::: Records for this task

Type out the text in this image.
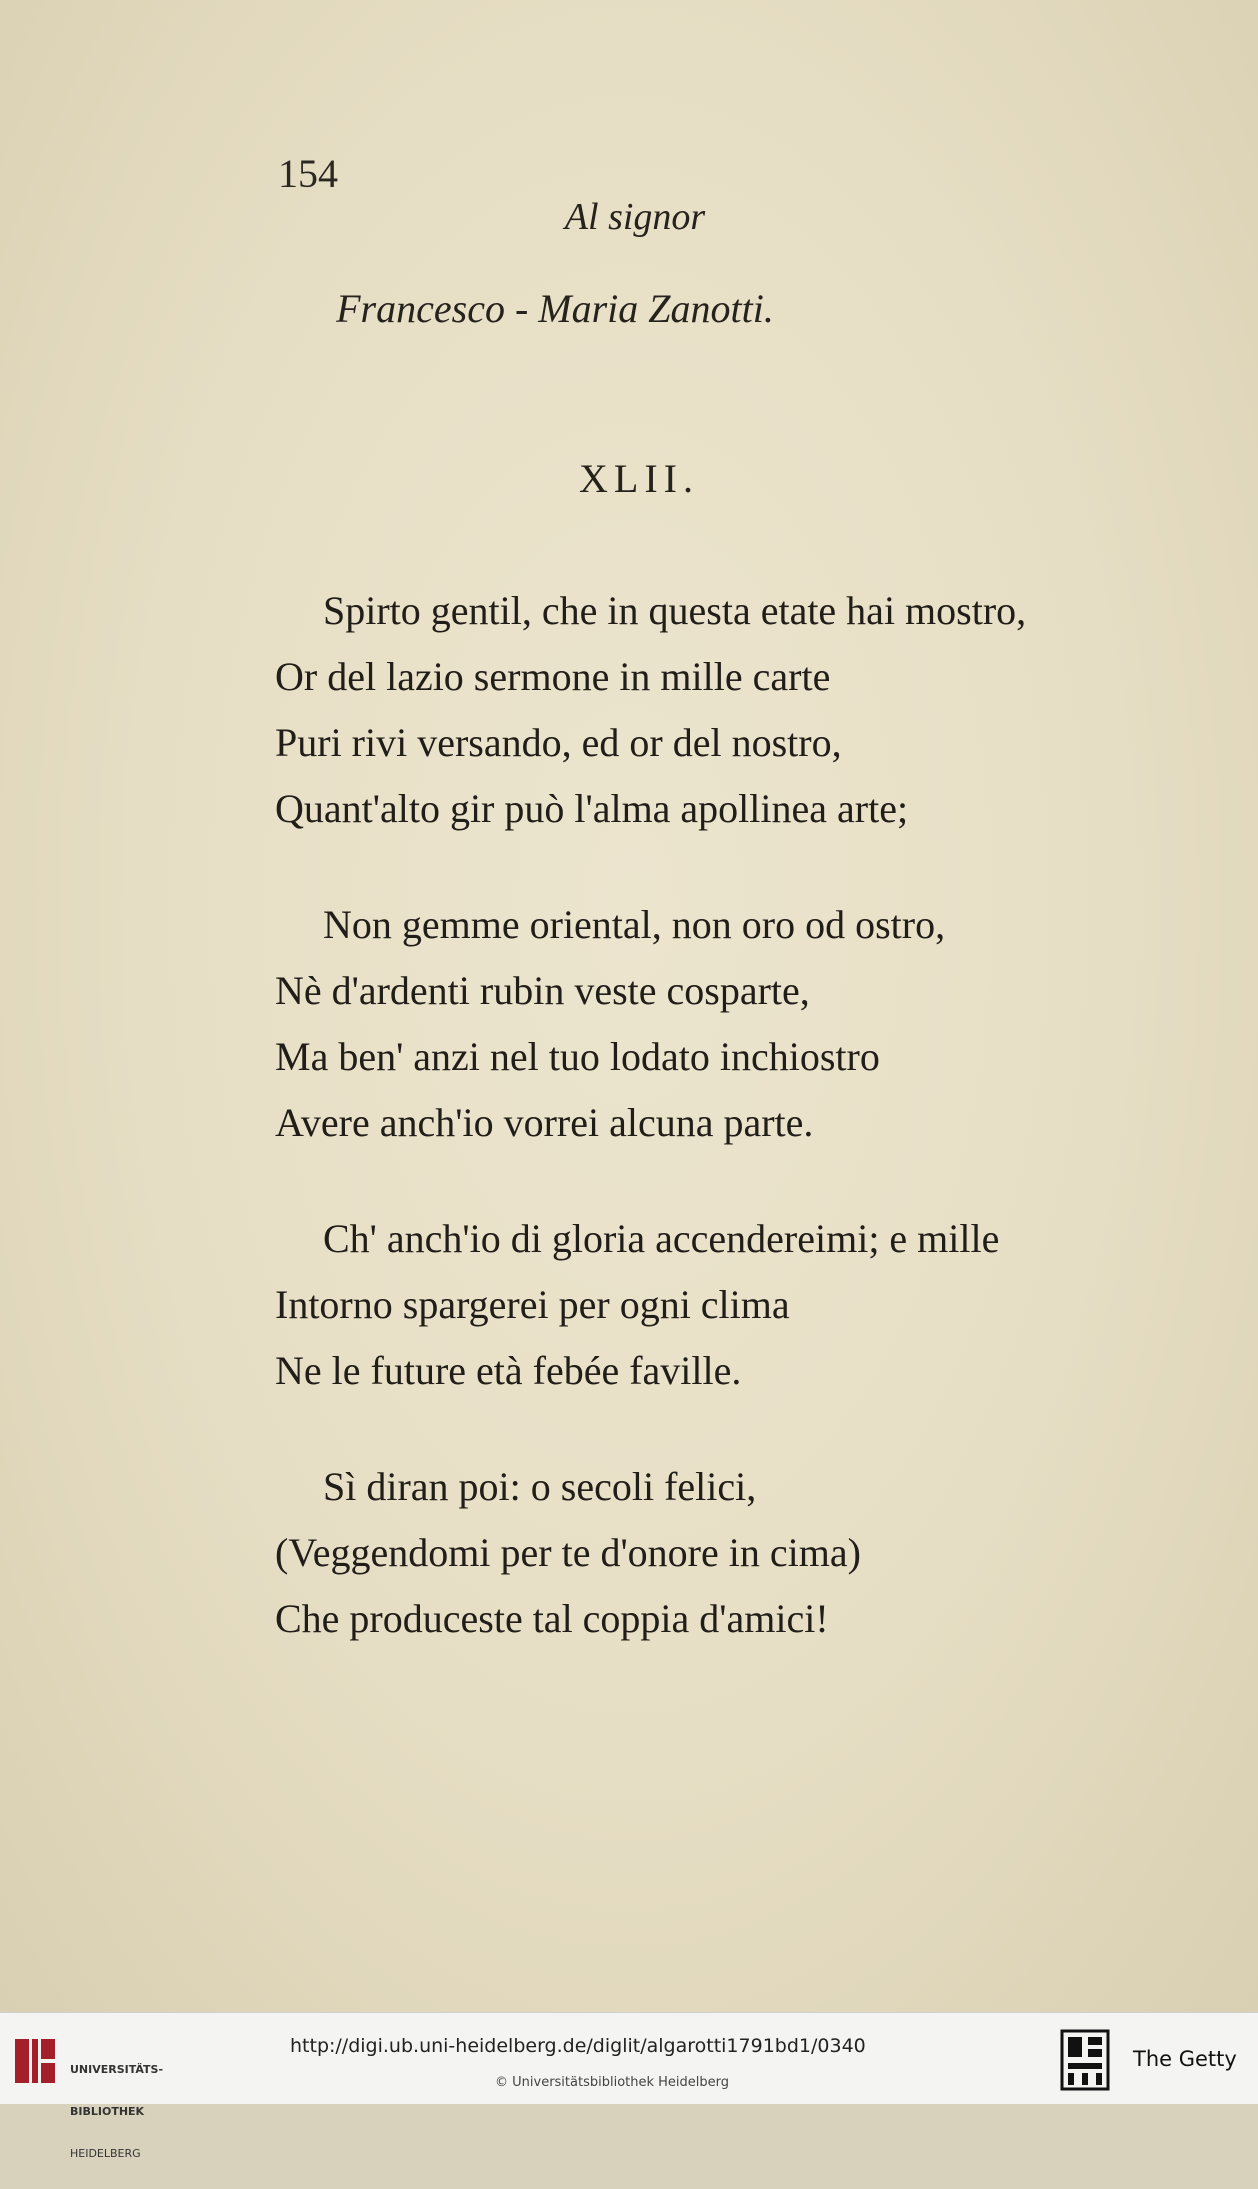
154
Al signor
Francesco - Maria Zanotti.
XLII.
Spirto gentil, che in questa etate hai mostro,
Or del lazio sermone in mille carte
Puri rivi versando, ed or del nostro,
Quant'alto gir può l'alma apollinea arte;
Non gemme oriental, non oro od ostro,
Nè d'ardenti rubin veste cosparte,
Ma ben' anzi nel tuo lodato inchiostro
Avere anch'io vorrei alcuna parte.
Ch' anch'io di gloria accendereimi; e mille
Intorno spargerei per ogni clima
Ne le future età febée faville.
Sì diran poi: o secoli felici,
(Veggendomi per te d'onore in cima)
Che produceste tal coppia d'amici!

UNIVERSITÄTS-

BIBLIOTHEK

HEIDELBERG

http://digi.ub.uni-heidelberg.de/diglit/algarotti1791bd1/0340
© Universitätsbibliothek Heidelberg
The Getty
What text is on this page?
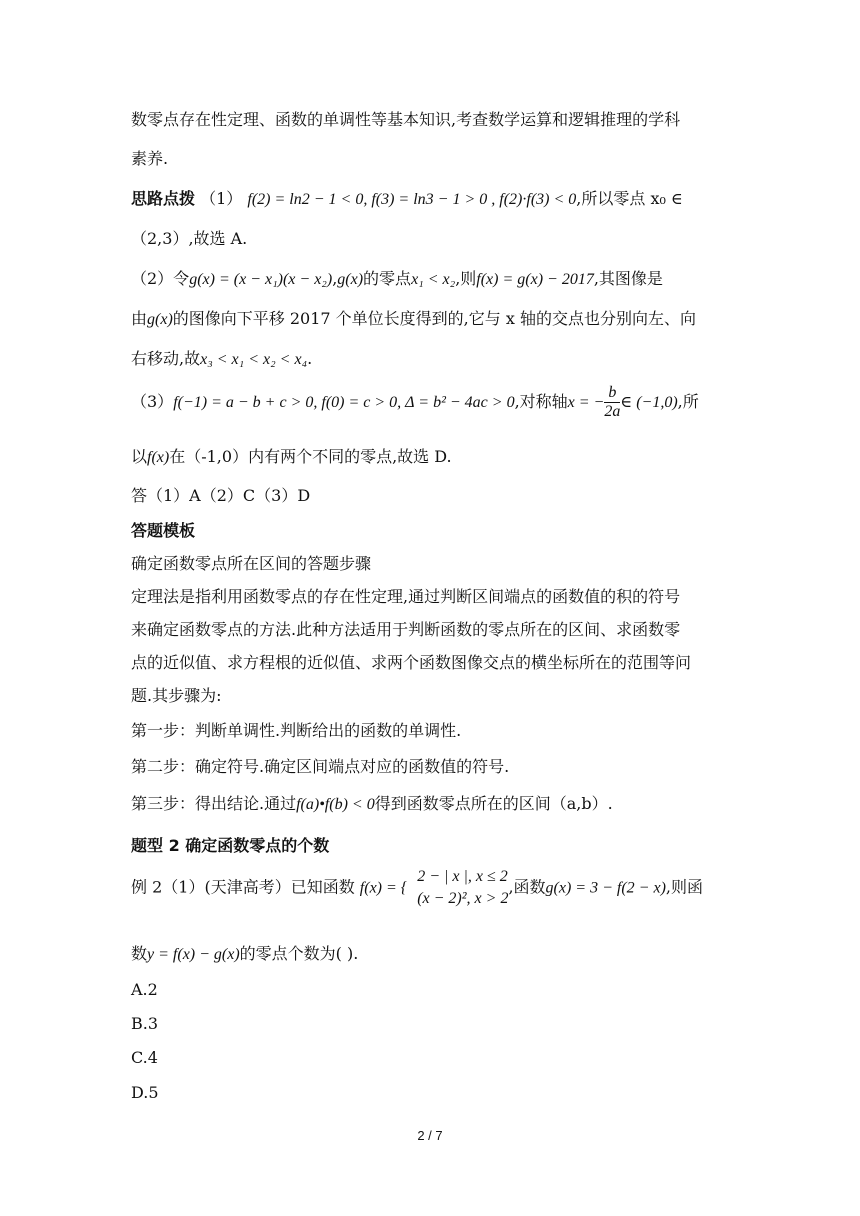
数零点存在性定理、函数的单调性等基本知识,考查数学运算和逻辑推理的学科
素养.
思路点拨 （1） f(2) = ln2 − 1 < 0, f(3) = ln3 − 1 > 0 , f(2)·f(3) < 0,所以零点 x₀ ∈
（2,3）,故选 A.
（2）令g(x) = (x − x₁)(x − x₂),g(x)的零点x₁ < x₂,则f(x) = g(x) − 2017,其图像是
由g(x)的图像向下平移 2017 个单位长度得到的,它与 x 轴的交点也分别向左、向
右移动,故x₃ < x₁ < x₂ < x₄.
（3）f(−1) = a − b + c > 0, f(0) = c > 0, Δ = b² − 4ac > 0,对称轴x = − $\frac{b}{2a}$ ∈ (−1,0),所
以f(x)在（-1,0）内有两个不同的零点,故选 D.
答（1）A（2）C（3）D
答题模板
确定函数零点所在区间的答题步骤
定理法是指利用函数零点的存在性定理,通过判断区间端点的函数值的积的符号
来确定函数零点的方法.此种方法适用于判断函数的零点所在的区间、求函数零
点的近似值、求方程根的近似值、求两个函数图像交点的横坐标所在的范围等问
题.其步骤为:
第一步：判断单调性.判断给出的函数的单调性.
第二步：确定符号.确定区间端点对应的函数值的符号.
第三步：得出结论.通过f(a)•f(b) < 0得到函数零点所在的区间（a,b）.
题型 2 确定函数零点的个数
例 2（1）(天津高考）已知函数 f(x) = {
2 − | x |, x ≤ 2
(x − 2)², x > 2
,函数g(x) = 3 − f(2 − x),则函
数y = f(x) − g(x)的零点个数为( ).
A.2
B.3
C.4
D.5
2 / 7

::::::

▸ Aim of the task: Every line of the records that includes the word "mille" should be gathered.

▸ Worked answer:
Or del lazio sermone in mille carte
Ch' anch'io di gloria accendereimi; e mille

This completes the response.